▶ **Records for the task**

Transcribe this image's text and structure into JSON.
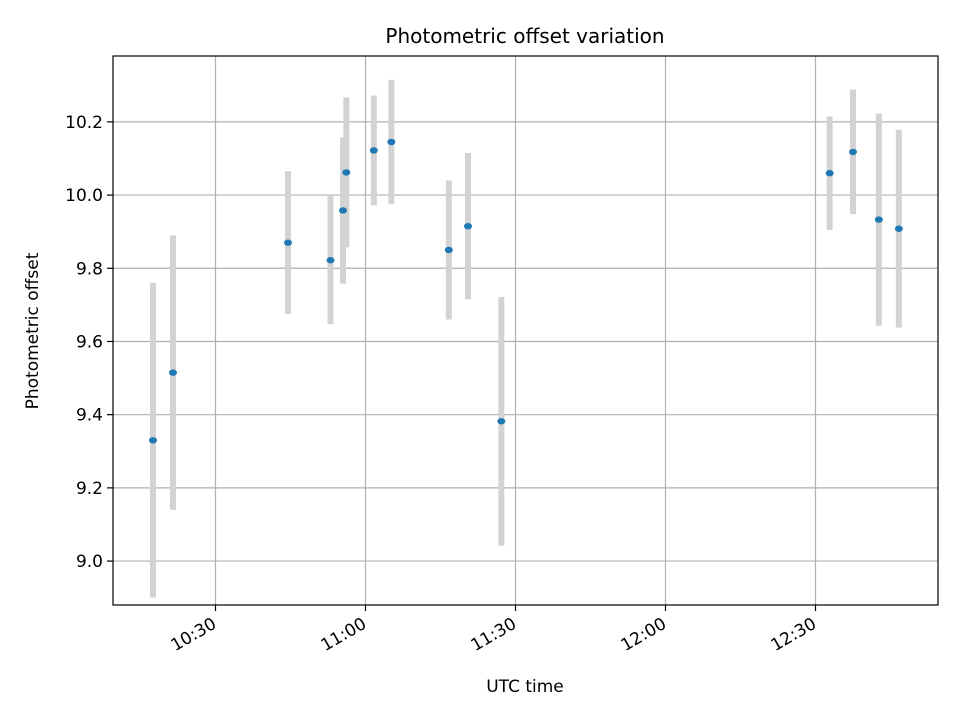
{
  "chart_data": {
    "type": "scatter",
    "title": "Photometric offset variation",
    "xlabel": "UTC time",
    "ylabel": "Photometric offset",
    "x_ticks": [
      "10:30",
      "11:00",
      "11:30",
      "12:00",
      "12:30"
    ],
    "y_ticks": [
      "9.0",
      "9.2",
      "9.4",
      "9.6",
      "9.8",
      "10.0",
      "10.2"
    ],
    "xlim": [
      "10:09:30",
      "12:54:30"
    ],
    "ylim": [
      8.88,
      10.38
    ],
    "grid": true,
    "point_color": "#1f77b4",
    "errorbar_color": "#d3d3d3",
    "series": [
      {
        "points": [
          {
            "x": "10:17:30",
            "y": 9.33,
            "err": 0.43
          },
          {
            "x": "10:21:30",
            "y": 9.515,
            "err": 0.375
          },
          {
            "x": "10:44:30",
            "y": 9.87,
            "err": 0.195
          },
          {
            "x": "10:53:00",
            "y": 9.822,
            "err": 0.175
          },
          {
            "x": "10:55:30",
            "y": 9.958,
            "err": 0.2
          },
          {
            "x": "10:56:10",
            "y": 10.062,
            "err": 0.205
          },
          {
            "x": "11:01:40",
            "y": 10.122,
            "err": 0.15
          },
          {
            "x": "11:05:10",
            "y": 10.145,
            "err": 0.17
          },
          {
            "x": "11:16:40",
            "y": 9.85,
            "err": 0.19
          },
          {
            "x": "11:20:30",
            "y": 9.915,
            "err": 0.2
          },
          {
            "x": "11:27:10",
            "y": 9.382,
            "err": 0.34
          },
          {
            "x": "12:32:50",
            "y": 10.06,
            "err": 0.155
          },
          {
            "x": "12:37:30",
            "y": 10.118,
            "err": 0.17
          },
          {
            "x": "12:42:40",
            "y": 9.933,
            "err": 0.29
          },
          {
            "x": "12:46:40",
            "y": 9.908,
            "err": 0.27
          }
        ]
      }
    ]
  }
}
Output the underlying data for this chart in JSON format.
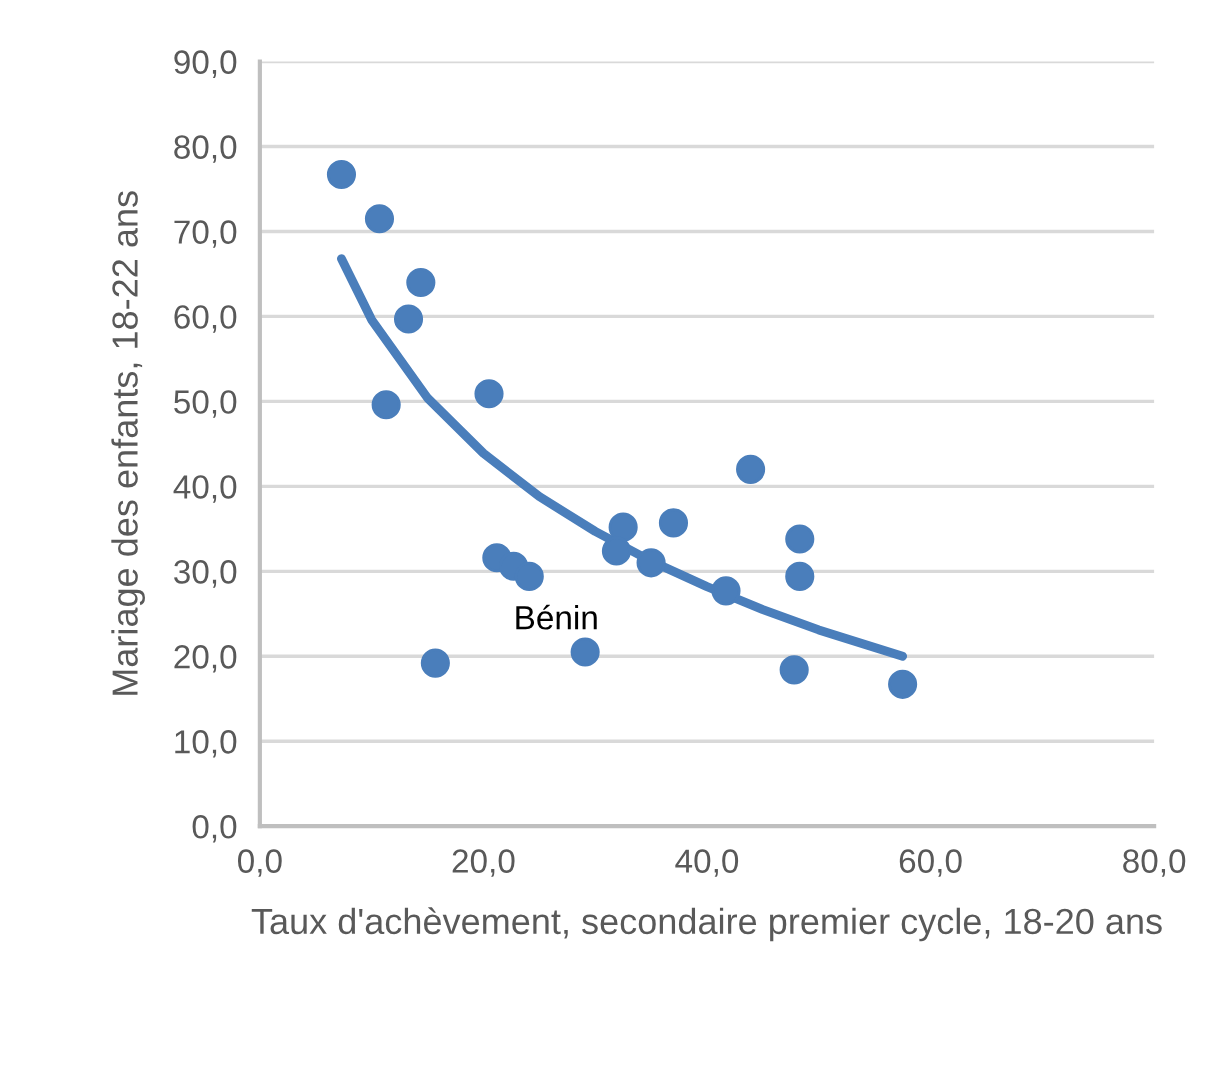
{
  "chart_data": {
    "type": "scatter",
    "xlabel": "Taux d'achèvement, secondaire premier cycle, 18-20 ans",
    "ylabel": "Mariage des enfants, 18-22 ans",
    "series": [
      {
        "color": "#4a7ebb",
        "marker": "circle",
        "x": [
          7.3,
          10.7,
          14.4,
          13.3,
          11.3,
          20.5,
          21.2,
          22.7,
          24.1,
          15.7,
          29.1,
          32.5,
          31.9,
          35.0,
          37.0,
          43.9,
          41.7,
          48.3,
          48.3,
          47.8,
          57.5
        ],
        "values": [
          76.7,
          71.5,
          64.0,
          59.7,
          49.6,
          50.9,
          31.6,
          30.6,
          29.4,
          19.2,
          20.5,
          35.2,
          32.4,
          31.0,
          35.7,
          42.0,
          27.7,
          33.8,
          29.4,
          18.4,
          16.7
        ]
      },
      {
        "type": "line",
        "color": "#4a7ebb",
        "marker": "none",
        "line_style": "solid",
        "x": [
          7.3,
          10,
          15,
          20,
          25,
          30,
          35,
          40,
          45,
          50,
          57.5
        ],
        "values": [
          66.8,
          59.6,
          50.4,
          43.9,
          38.8,
          34.7,
          31.2,
          28.2,
          25.5,
          23.1,
          20.0
        ]
      }
    ],
    "annotations": [
      {
        "text": "Bénin",
        "x": 22.7,
        "y": 30.6
      }
    ],
    "xlim": [
      0,
      80
    ],
    "ylim": [
      0,
      90
    ],
    "xticks": [
      {
        "value": 0,
        "label": "0,0"
      },
      {
        "value": 20,
        "label": "20,0"
      },
      {
        "value": 40,
        "label": "40,0"
      },
      {
        "value": 60,
        "label": "60,0"
      },
      {
        "value": 80,
        "label": "80,0"
      }
    ],
    "yticks": [
      {
        "value": 0,
        "label": "0,0"
      },
      {
        "value": 10,
        "label": "10,0"
      },
      {
        "value": 20,
        "label": "20,0"
      },
      {
        "value": 30,
        "label": "30,0"
      },
      {
        "value": 40,
        "label": "40,0"
      },
      {
        "value": 50,
        "label": "50,0"
      },
      {
        "value": 60,
        "label": "60,0"
      },
      {
        "value": 70,
        "label": "70,0"
      },
      {
        "value": 80,
        "label": "80,0"
      },
      {
        "value": 90,
        "label": "90,0"
      }
    ],
    "grid": "y"
  }
}
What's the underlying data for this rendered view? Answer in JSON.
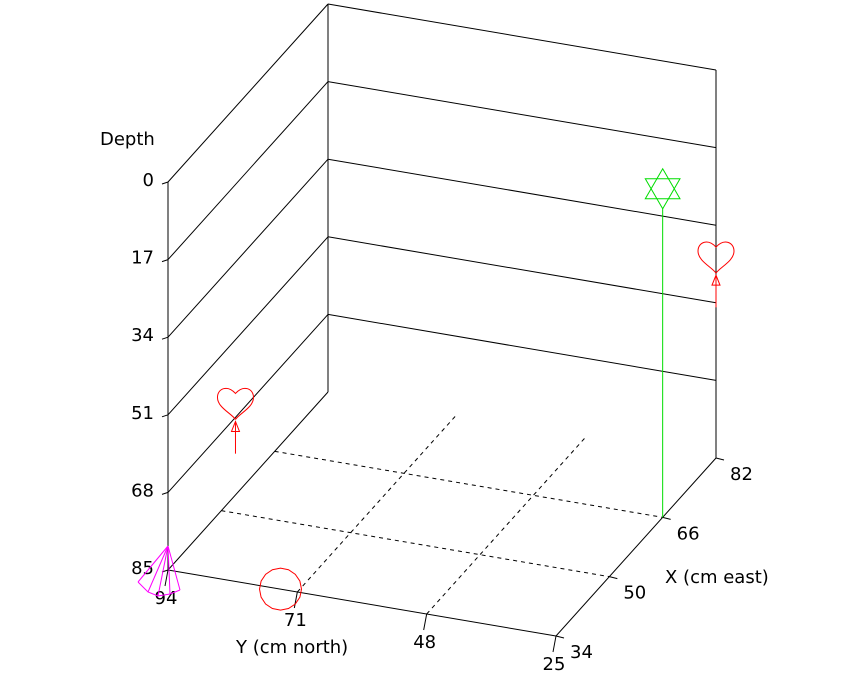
{
  "chart_data": {
    "type": "scatter",
    "projection": "3d",
    "title": "",
    "axes": {
      "depth": {
        "label": "Depth",
        "ticks": [
          0,
          17,
          34,
          51,
          68,
          85
        ],
        "range": [
          0,
          85
        ],
        "inverted": true
      },
      "y": {
        "label": "Y (cm north)",
        "ticks": [
          94,
          71,
          48,
          25
        ],
        "range": [
          25,
          94
        ]
      },
      "x": {
        "label": "X (cm east)",
        "ticks": [
          34,
          50,
          66,
          82
        ],
        "range": [
          34,
          82
        ]
      }
    },
    "grid": {
      "walls": true,
      "floor": "dashed"
    },
    "points": [
      {
        "marker": "heart-with-arrow",
        "color": "#ff0000",
        "x": 34,
        "y": 82,
        "depth": 46,
        "floor_depth": 57
      },
      {
        "marker": "circle",
        "color": "#ff0000",
        "x": 34,
        "y": 74,
        "depth": 85
      },
      {
        "marker": "heart-with-arrow",
        "color": "#ff0000",
        "x": 82,
        "y": 25,
        "depth": 41,
        "floor_depth": 52
      },
      {
        "marker": "star-of-david",
        "color": "#00dd00",
        "x": 66,
        "y": 25,
        "depth": 13,
        "floor_depth": 85
      },
      {
        "marker": "pyramid",
        "color": "#ff00ff",
        "x": 34,
        "y": 94,
        "depth": 85
      }
    ]
  }
}
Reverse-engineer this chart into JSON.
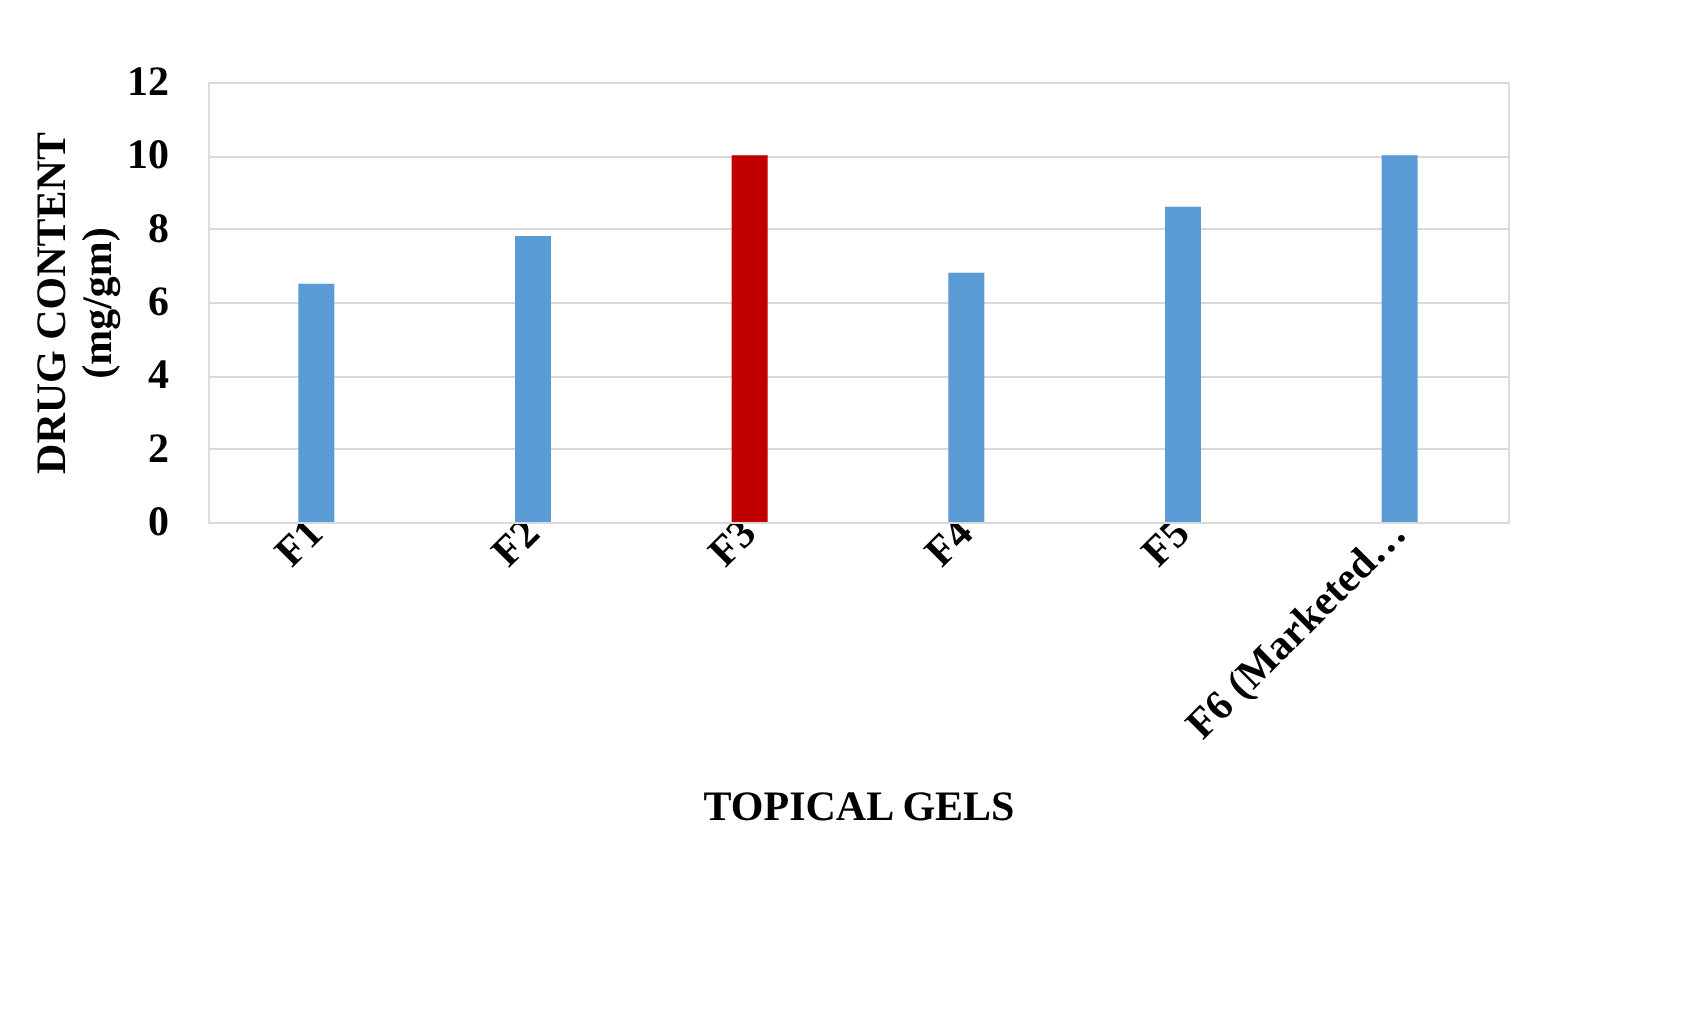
{
  "chart_data": {
    "type": "bar",
    "xlabel": "TOPICAL GELS",
    "ylabel": "DRUG  CONTENT\n(mg/gm)",
    "categories": [
      "F1",
      "F2",
      "F3",
      "F4",
      "F5",
      "F6 (Marketed…"
    ],
    "values": [
      6.5,
      7.8,
      10.0,
      6.8,
      8.6,
      10.0
    ],
    "colors": [
      "#5b9bd5",
      "#5b9bd5",
      "#c00000",
      "#5b9bd5",
      "#5b9bd5",
      "#5b9bd5"
    ],
    "ylim": [
      0,
      12
    ],
    "yticks": [
      0,
      2,
      4,
      6,
      8,
      10,
      12
    ],
    "grid": "y"
  }
}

▶ **Work instructions**
Exclude every picture and copy the remaining data exactly.

▶ **Answer for the task**
Transcribe this image's text and structure into JSON.
{
  "chart_data": {
    "type": "scatter",
    "title": "Photometric offset variation",
    "xlabel": "UTC time",
    "ylabel": "Photometric offset",
    "x_ticks": [
      "10:30",
      "11:00",
      "11:30",
      "12:00",
      "12:30"
    ],
    "y_ticks": [
      "9.0",
      "9.2",
      "9.4",
      "9.6",
      "9.8",
      "10.0",
      "10.2"
    ],
    "xlim": [
      "10:09:30",
      "12:54:30"
    ],
    "ylim": [
      8.88,
      10.38
    ],
    "grid": true,
    "point_color": "#1f77b4",
    "errorbar_color": "#d3d3d3",
    "series": [
      {
        "points": [
          {
            "x": "10:17:30",
            "y": 9.33,
            "err": 0.43
          },
          {
            "x": "10:21:30",
            "y": 9.515,
            "err": 0.375
          },
          {
            "x": "10:44:30",
            "y": 9.87,
            "err": 0.195
          },
          {
            "x": "10:53:00",
            "y": 9.822,
            "err": 0.175
          },
          {
            "x": "10:55:30",
            "y": 9.958,
            "err": 0.2
          },
          {
            "x": "10:56:10",
            "y": 10.062,
            "err": 0.205
          },
          {
            "x": "11:01:40",
            "y": 10.122,
            "err": 0.15
          },
          {
            "x": "11:05:10",
            "y": 10.145,
            "err": 0.17
          },
          {
            "x": "11:16:40",
            "y": 9.85,
            "err": 0.19
          },
          {
            "x": "11:20:30",
            "y": 9.915,
            "err": 0.2
          },
          {
            "x": "11:27:10",
            "y": 9.382,
            "err": 0.34
          },
          {
            "x": "12:32:50",
            "y": 10.06,
            "err": 0.155
          },
          {
            "x": "12:37:30",
            "y": 10.118,
            "err": 0.17
          },
          {
            "x": "12:42:40",
            "y": 9.933,
            "err": 0.29
          },
          {
            "x": "12:46:40",
            "y": 9.908,
            "err": 0.27
          }
        ]
      }
    ]
  }
}
Output the underlying data for this chart in JSON format.
{
  "chart_data": {
    "type": "scatter",
    "xlabel": "Taux d'achèvement, secondaire premier cycle, 18-20 ans",
    "ylabel": "Mariage des enfants, 18-22 ans",
    "series": [
      {
        "color": "#4a7ebb",
        "marker": "circle",
        "x": [
          7.3,
          10.7,
          14.4,
          13.3,
          11.3,
          20.5,
          21.2,
          22.7,
          24.1,
          15.7,
          29.1,
          32.5,
          31.9,
          35.0,
          37.0,
          43.9,
          41.7,
          48.3,
          48.3,
          47.8,
          57.5
        ],
        "values": [
          76.7,
          71.5,
          64.0,
          59.7,
          49.6,
          50.9,
          31.6,
          30.6,
          29.4,
          19.2,
          20.5,
          35.2,
          32.4,
          31.0,
          35.7,
          42.0,
          27.7,
          33.8,
          29.4,
          18.4,
          16.7
        ]
      },
      {
        "type": "line",
        "color": "#4a7ebb",
        "marker": "none",
        "line_style": "solid",
        "x": [
          7.3,
          10,
          15,
          20,
          25,
          30,
          35,
          40,
          45,
          50,
          57.5
        ],
        "values": [
          66.8,
          59.6,
          50.4,
          43.9,
          38.8,
          34.7,
          31.2,
          28.2,
          25.5,
          23.1,
          20.0
        ]
      }
    ],
    "annotations": [
      {
        "text": "Bénin",
        "x": 22.7,
        "y": 30.6
      }
    ],
    "xlim": [
      0,
      80
    ],
    "ylim": [
      0,
      90
    ],
    "xticks": [
      {
        "value": 0,
        "label": "0,0"
      },
      {
        "value": 20,
        "label": "20,0"
      },
      {
        "value": 40,
        "label": "40,0"
      },
      {
        "value": 60,
        "label": "60,0"
      },
      {
        "value": 80,
        "label": "80,0"
      }
    ],
    "yticks": [
      {
        "value": 0,
        "label": "0,0"
      },
      {
        "value": 10,
        "label": "10,0"
      },
      {
        "value": 20,
        "label": "20,0"
      },
      {
        "value": 30,
        "label": "30,0"
      },
      {
        "value": 40,
        "label": "40,0"
      },
      {
        "value": 50,
        "label": "50,0"
      },
      {
        "value": 60,
        "label": "60,0"
      },
      {
        "value": 70,
        "label": "70,0"
      },
      {
        "value": 80,
        "label": "80,0"
      },
      {
        "value": 90,
        "label": "90,0"
      }
    ],
    "grid": "y"
  }
}
What's the underlying data for this rendered view? Answer in JSON.
{
  "chart_data": {
    "type": "scatter",
    "projection": "3d",
    "title": "",
    "axes": {
      "depth": {
        "label": "Depth",
        "ticks": [
          0,
          17,
          34,
          51,
          68,
          85
        ],
        "range": [
          0,
          85
        ],
        "inverted": true
      },
      "y": {
        "label": "Y (cm north)",
        "ticks": [
          94,
          71,
          48,
          25
        ],
        "range": [
          25,
          94
        ]
      },
      "x": {
        "label": "X (cm east)",
        "ticks": [
          34,
          50,
          66,
          82
        ],
        "range": [
          34,
          82
        ]
      }
    },
    "grid": {
      "walls": true,
      "floor": "dashed"
    },
    "points": [
      {
        "marker": "heart-with-arrow",
        "color": "#ff0000",
        "x": 34,
        "y": 82,
        "depth": 46,
        "floor_depth": 57
      },
      {
        "marker": "circle",
        "color": "#ff0000",
        "x": 34,
        "y": 74,
        "depth": 85
      },
      {
        "marker": "heart-with-arrow",
        "color": "#ff0000",
        "x": 82,
        "y": 25,
        "depth": 41,
        "floor_depth": 52
      },
      {
        "marker": "star-of-david",
        "color": "#00dd00",
        "x": 66,
        "y": 25,
        "depth": 13,
        "floor_depth": 85
      },
      {
        "marker": "pyramid",
        "color": "#ff00ff",
        "x": 34,
        "y": 94,
        "depth": 85
      }
    ]
  }
}
Reverse-engineer this chart into JSON.
{
  "chart_data": {
    "type": "bar",
    "xlabel": "TOPICAL GELS",
    "ylabel": "DRUG  CONTENT\n(mg/gm)",
    "categories": [
      "F1",
      "F2",
      "F3",
      "F4",
      "F5",
      "F6 (Marketed…"
    ],
    "values": [
      6.5,
      7.8,
      10.0,
      6.8,
      8.6,
      10.0
    ],
    "colors": [
      "#5b9bd5",
      "#5b9bd5",
      "#c00000",
      "#5b9bd5",
      "#5b9bd5",
      "#5b9bd5"
    ],
    "ylim": [
      0,
      12
    ],
    "yticks": [
      0,
      2,
      4,
      6,
      8,
      10,
      12
    ],
    "grid": "y"
  }
}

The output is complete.